-- THE EXERCISE --
The entries below should be given again exactly, minus their pictures.

Dataset records
>>>>>
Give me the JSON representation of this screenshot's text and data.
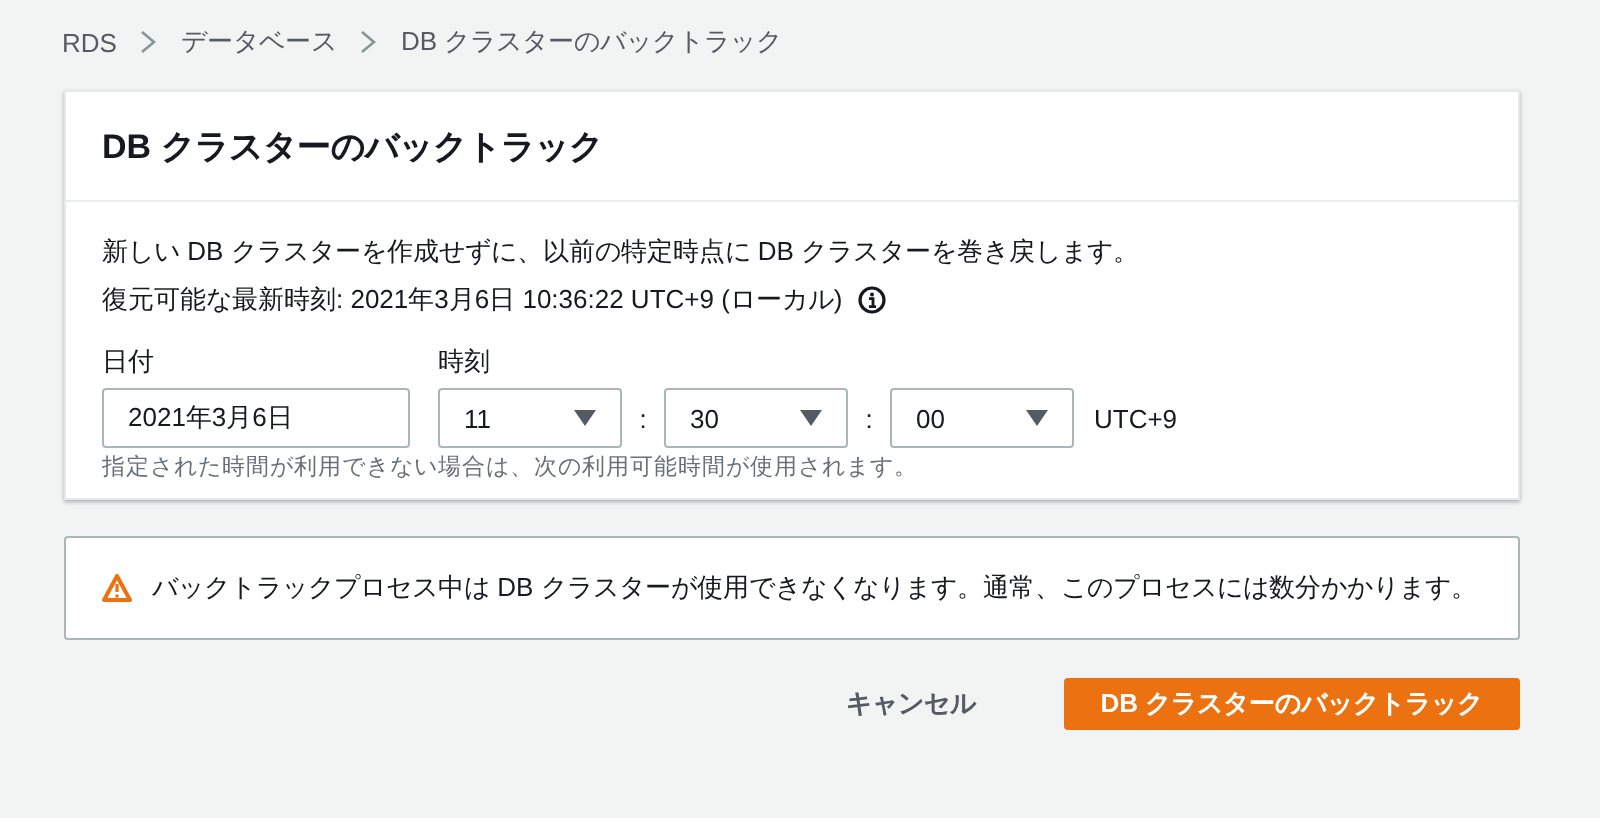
{
  "breadcrumbs": [
    "RDS",
    "データベース",
    "DB クラスターのバックトラック"
  ],
  "panel": {
    "title": "DB クラスターのバックトラック",
    "description": "新しい DB クラスターを作成せずに、以前の特定時点に DB クラスターを巻き戻します。",
    "latest_restorable_time": "復元可能な最新時刻: 2021年3月6日 10:36:22 UTC+9 (ローカル)",
    "date_label": "日付",
    "date_value": "2021年3月6日",
    "time_label": "時刻",
    "hour": "11",
    "minute": "30",
    "second": "00",
    "separator_1": ":",
    "separator_2": ":",
    "timezone": "UTC+9",
    "hint": "指定された時間が利用できない場合は、次の利用可能時間が使用されます。"
  },
  "warning": "バックトラックプロセス中は DB クラスターが使用できなくなります。通常、このプロセスには数分かかります。",
  "buttons": [
    {
      "kind": "link",
      "label": "キャンセル"
    },
    {
      "kind": "primary",
      "label": "DB クラスターのバックトラック"
    }
  ]
}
<<<<<
-- EXERCISE SOLUTION --
Give me the JSON representation of this screenshot's text and data.
{
  "breadcrumbs": [
    "RDS",
    "データベース",
    "DB クラスターのバックトラック"
  ],
  "panel": {
    "title": "DB クラスターのバックトラック",
    "description": "新しい DB クラスターを作成せずに、以前の特定時点に DB クラスターを巻き戻します。",
    "latest_restorable_time": "復元可能な最新時刻: 2021年3月6日 10:36:22 UTC+9 (ローカル)",
    "date_label": "日付",
    "date_value": "2021年3月6日",
    "time_label": "時刻",
    "hour": "11",
    "minute": "30",
    "second": "00",
    "separator_1": ":",
    "separator_2": ":",
    "timezone": "UTC+9",
    "hint": "指定された時間が利用できない場合は、次の利用可能時間が使用されます。"
  },
  "warning": "バックトラックプロセス中は DB クラスターが使用できなくなります。通常、このプロセスには数分かかります。",
  "buttons": [
    {
      "kind": "link",
      "label": "キャンセル"
    },
    {
      "kind": "primary",
      "label": "DB クラスターのバックトラック"
    }
  ]
}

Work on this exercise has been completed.